Ilmu Hadits

Kajian Hadits: Gaya Hidup Minimalis ala Rasulullah

Selasa, 5 Maret 2024 | 19:00 WIB

Kajian Hadits: Gaya Hidup Minimalis ala Rasulullah

Ilustrasi gaya hidup minimalis ala Rasulullah (Freepik).

Hidup di era yang dipenuhi dengan kebisingan informasi dan dorongan konsumtif, gaya hidup minimalis semakin menjadi sorotan bagi banyak orang. Konsep sederhana ini tidak hanya tentang memperkecil jumlah barang yang dimiliki, tetapi lebih pada menemukan keseimbangan antara kebutuhan dan keinginan, serta menghargai nilai-nilai yang sejati dalam kehidupan. 

 

Gaya hidup minimalis adalah pola hidup yang mendasarkan pada kesadaran terhadap kebutuhan esensial dalam kehidupan, dengan menyingkirkan atau mengurangi ketergantungan pada hal-hal yang tidak diperlukan (Adrianus, dkk, Analisis Komunitas Online Gaya Hidup Minimalis, Jurnal Dinamika Sosial, halaman 3).

Tugas Anda —
A. Ubah bagian teks tentang gaya hidup minimalis antara "Ilmu Hadits" dan "sejati dalam kehidupan.", termasuk keduanya, lalu tuliskan kembali dengan "kebisingan" diganti "hiruk-pikuk".
B. Tulis lanjutan teks tentang gaya hidup minimalis ala Rasulullah, dimulai setelah kalimat terakhirnya.

Cuplikan Dataset —
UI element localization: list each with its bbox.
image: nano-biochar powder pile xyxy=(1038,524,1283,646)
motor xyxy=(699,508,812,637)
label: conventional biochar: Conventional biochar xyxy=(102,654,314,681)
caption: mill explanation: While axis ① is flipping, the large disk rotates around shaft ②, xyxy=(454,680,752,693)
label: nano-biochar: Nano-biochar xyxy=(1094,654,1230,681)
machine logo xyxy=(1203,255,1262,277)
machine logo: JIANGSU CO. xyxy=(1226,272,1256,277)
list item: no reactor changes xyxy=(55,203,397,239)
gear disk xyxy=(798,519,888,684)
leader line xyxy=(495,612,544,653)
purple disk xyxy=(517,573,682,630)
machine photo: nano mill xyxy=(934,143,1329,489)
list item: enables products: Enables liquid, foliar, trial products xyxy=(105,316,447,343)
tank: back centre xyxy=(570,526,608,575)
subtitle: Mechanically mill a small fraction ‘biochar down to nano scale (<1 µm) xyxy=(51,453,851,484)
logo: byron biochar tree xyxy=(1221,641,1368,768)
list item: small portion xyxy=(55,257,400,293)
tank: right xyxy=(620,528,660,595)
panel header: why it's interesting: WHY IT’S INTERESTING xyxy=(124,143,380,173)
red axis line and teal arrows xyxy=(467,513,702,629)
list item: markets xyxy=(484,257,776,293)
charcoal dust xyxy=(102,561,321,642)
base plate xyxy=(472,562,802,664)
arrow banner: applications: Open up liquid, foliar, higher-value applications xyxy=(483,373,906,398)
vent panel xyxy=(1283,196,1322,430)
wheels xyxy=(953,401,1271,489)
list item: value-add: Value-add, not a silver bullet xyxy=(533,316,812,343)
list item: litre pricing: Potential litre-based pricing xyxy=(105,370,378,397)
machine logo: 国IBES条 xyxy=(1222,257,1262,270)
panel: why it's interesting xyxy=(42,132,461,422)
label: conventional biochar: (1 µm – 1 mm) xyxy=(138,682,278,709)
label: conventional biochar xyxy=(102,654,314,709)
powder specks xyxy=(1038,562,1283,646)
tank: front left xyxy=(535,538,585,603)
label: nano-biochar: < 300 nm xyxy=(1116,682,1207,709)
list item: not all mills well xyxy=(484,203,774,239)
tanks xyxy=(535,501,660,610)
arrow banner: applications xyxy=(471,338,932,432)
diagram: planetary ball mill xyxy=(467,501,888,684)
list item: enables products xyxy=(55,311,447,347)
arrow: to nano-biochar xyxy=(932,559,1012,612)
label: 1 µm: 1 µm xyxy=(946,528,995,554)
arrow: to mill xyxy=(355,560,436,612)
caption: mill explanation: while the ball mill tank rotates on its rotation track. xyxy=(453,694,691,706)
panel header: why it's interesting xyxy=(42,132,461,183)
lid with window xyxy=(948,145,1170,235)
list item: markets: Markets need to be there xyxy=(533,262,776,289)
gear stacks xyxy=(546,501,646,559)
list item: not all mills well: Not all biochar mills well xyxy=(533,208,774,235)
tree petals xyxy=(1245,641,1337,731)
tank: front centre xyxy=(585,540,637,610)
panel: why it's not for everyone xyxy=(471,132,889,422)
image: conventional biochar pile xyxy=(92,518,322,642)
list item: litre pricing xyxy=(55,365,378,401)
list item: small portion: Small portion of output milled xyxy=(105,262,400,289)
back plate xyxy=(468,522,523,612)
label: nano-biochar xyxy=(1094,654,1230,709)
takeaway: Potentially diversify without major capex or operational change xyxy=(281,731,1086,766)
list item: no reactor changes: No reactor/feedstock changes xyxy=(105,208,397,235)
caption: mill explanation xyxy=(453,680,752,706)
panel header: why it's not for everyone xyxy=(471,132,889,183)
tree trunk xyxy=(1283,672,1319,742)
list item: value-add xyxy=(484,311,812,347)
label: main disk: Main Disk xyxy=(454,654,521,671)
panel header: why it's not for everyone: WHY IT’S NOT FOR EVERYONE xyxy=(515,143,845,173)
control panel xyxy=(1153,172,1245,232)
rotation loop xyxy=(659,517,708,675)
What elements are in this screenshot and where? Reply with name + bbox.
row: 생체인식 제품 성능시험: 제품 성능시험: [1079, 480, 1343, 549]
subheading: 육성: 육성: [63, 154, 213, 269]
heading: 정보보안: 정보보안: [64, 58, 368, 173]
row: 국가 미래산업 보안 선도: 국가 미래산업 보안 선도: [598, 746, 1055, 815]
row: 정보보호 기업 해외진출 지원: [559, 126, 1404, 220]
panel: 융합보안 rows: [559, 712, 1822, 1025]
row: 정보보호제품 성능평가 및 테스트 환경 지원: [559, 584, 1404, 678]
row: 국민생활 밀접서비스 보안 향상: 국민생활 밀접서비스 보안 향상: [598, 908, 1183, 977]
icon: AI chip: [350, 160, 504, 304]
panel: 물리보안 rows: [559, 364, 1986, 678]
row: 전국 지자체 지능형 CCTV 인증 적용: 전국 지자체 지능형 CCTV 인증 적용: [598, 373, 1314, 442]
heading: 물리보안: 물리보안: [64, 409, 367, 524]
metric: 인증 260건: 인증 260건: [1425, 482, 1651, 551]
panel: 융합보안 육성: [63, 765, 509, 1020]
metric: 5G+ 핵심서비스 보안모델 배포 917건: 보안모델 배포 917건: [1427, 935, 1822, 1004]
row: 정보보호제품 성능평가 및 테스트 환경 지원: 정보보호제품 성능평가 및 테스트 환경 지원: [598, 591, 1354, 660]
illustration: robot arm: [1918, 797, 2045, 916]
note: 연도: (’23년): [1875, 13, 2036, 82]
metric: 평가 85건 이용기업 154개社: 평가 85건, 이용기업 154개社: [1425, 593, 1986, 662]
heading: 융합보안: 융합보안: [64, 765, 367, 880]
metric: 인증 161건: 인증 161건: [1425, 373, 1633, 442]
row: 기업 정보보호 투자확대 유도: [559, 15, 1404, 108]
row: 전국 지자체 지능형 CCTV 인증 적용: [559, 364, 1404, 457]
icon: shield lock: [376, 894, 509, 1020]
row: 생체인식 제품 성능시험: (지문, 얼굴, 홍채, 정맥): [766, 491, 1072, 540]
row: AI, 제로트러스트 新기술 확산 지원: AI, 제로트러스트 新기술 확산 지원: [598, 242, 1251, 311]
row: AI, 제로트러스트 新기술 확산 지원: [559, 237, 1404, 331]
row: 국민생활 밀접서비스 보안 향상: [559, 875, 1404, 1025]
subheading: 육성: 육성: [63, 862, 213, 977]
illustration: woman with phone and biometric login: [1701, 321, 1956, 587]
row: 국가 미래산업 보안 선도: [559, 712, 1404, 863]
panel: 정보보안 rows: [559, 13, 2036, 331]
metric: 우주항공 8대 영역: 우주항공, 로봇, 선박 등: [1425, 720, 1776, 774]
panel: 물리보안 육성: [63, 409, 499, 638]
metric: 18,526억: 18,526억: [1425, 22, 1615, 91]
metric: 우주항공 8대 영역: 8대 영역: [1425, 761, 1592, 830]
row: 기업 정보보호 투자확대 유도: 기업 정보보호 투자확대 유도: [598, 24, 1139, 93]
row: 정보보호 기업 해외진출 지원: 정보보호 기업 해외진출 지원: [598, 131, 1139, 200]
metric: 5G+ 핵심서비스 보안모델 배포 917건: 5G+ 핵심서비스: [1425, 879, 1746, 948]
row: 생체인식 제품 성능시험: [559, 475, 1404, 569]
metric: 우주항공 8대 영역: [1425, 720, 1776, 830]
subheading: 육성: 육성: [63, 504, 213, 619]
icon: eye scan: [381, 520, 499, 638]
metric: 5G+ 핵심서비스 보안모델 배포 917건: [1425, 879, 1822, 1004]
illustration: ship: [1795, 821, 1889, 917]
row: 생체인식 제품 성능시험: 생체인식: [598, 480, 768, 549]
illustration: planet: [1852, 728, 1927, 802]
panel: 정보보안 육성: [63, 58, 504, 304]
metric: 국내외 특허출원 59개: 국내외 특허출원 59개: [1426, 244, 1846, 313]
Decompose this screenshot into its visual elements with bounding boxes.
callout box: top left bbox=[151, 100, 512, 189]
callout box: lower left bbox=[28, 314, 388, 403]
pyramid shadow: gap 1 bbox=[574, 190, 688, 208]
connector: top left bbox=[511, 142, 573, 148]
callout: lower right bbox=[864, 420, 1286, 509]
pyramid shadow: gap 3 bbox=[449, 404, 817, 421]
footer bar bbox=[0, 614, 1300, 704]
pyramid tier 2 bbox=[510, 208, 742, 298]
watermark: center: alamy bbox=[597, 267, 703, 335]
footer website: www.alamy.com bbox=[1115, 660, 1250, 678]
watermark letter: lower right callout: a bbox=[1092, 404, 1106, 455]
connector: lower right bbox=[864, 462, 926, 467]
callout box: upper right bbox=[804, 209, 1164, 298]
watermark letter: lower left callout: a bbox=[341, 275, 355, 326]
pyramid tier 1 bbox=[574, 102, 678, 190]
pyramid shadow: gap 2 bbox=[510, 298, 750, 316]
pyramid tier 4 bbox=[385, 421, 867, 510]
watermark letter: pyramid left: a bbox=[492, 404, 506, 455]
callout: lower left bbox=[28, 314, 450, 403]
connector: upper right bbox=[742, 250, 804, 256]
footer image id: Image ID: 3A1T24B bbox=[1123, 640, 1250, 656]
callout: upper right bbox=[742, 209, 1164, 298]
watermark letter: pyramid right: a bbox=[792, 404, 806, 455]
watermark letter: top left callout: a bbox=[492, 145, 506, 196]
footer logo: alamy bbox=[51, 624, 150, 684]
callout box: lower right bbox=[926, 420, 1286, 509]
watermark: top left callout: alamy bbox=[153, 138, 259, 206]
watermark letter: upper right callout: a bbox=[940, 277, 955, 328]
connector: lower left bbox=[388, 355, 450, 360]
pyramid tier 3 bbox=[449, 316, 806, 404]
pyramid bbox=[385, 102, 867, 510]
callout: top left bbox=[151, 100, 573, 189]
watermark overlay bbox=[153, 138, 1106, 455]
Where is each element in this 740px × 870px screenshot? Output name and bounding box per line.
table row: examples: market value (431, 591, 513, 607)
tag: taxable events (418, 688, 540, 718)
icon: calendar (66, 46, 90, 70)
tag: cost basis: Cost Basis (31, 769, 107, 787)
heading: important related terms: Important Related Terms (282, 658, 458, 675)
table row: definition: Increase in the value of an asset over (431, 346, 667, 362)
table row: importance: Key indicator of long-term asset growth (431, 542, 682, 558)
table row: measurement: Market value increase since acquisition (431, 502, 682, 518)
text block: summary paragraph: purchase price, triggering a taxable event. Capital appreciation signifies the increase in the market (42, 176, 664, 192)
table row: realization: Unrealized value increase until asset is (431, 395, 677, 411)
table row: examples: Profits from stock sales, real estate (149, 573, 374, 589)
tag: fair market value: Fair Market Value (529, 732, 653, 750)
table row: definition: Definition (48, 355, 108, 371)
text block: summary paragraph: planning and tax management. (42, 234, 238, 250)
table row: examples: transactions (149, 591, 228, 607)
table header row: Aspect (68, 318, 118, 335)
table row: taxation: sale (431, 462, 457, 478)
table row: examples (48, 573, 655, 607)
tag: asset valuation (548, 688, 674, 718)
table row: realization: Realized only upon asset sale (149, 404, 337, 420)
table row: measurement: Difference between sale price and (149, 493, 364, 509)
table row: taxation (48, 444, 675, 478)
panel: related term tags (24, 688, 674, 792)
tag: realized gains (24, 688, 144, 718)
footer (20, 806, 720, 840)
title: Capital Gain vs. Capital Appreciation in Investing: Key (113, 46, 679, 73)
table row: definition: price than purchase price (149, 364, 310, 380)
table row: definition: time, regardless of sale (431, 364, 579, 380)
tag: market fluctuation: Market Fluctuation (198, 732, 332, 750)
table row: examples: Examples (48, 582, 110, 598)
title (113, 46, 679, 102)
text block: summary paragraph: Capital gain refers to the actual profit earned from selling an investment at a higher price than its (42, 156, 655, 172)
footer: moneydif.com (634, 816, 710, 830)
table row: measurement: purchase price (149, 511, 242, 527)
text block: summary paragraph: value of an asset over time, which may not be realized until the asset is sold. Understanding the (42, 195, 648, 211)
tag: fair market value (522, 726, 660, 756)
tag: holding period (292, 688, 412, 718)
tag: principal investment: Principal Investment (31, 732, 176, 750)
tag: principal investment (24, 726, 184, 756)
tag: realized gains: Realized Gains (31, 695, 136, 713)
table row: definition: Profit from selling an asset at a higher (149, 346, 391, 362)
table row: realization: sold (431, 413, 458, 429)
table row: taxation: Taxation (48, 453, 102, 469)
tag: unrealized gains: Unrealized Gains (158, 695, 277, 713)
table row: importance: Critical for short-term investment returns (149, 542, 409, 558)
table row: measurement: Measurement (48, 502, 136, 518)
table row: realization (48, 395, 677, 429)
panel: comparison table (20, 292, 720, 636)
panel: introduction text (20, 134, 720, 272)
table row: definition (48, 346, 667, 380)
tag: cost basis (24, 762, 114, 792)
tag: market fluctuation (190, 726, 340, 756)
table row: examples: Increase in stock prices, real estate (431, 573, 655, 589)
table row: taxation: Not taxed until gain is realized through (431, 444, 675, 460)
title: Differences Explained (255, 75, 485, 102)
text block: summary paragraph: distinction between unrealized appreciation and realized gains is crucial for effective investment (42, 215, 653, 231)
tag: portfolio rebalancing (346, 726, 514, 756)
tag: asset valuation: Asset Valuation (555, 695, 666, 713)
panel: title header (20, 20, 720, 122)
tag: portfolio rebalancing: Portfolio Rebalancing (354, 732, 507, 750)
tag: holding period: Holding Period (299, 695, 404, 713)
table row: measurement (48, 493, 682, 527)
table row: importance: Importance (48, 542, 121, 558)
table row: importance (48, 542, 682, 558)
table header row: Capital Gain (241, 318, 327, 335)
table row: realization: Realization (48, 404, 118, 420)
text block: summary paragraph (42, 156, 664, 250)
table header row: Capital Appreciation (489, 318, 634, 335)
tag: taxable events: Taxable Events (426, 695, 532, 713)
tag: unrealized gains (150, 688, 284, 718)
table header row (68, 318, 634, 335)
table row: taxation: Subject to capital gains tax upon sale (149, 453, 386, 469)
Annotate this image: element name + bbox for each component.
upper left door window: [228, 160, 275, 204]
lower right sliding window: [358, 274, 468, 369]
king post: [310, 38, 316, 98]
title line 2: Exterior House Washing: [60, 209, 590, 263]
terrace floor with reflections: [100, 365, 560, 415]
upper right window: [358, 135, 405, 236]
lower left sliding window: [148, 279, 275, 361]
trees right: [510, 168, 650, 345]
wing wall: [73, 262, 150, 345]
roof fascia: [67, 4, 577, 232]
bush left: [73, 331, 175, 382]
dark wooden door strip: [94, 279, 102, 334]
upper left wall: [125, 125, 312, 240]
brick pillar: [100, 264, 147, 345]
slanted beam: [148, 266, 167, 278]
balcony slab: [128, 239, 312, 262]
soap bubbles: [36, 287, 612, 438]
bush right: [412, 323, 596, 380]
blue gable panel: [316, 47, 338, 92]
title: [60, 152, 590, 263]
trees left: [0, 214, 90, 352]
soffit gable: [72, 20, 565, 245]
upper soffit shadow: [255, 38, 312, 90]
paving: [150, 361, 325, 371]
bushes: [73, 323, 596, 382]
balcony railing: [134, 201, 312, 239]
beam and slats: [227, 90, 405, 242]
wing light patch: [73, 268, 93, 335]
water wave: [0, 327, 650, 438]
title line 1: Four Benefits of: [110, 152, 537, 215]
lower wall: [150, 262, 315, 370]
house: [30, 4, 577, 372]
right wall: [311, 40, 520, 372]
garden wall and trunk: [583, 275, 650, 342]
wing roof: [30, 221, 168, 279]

Jawaban Tiap Tugas —
A.
Ilmu Hadits

Kajian Hadits: Gaya Hidup Minimalis ala Rasulullah

Selasa, 5 Maret 2024 | 19:00 WIB

Kajian Hadits: Gaya Hidup Minimalis ala Rasulullah

Ilustrasi gaya hidup minimalis ala Rasulullah (Freepik).

Hidup di era yang dipenuhi dengan hiruk-pikuk informasi dan dorongan konsumtif, gaya hidup minimalis semakin menjadi sorotan bagi banyak orang. Konsep sederhana ini tidak hanya tentang memperkecil jumlah barang yang dimiliki, tetapi lebih pada menemukan keseimbangan antara kebutuhan dan keinginan, serta menghargai nilai-nilai yang sejati dalam kehidupan.

B.
 

Gaya hidup minimalis juga menekankan kepemilikan barang yang sedikit dan sesuai kebutuhan. Francine Jay dalam “The Joy of Less” berpendapat sedikitnya kepemilikan barang akan berpengaruh pada pengelolaan stress yang baik dan juga rasa independen dan kemerdekaan diri lebih tinggi. (Francine Jay, Seni Hidup Minimalis, [Jakarta: Gramedia, 2018], halaman 14-18).

 

Fumio Sasaki dalam “Goodbye, Things: The New Japanese Minimalism” menuliskan pengalamannya dalam berjuang melawan konsumersime dalam kepemilikan barang. Menurutnya, sifat konsumtif dalam membeli barang-barang baru merupakan efek dari rasa jemu dalam melihat barang-barang yang sudah dimiliki. (Fumio Sasaki, Goodbye, Things: The New Japanese Minimalism, halaman 33).

 

Padahal, barang-barang yang sudah dimiliki dan membuat jemu itu pun sama halnya dengan barang-barang yang baru, yaitu sangat ingin dimiliki pada awalnya, namun seiring berjalannya waktu tetap akan muncul efek jemu.

 

Sebab itu, gaya hidup minimalis menekankan kita untuk menstimulus otak supaya terbiasa menghadapi rasa jemu tersebut.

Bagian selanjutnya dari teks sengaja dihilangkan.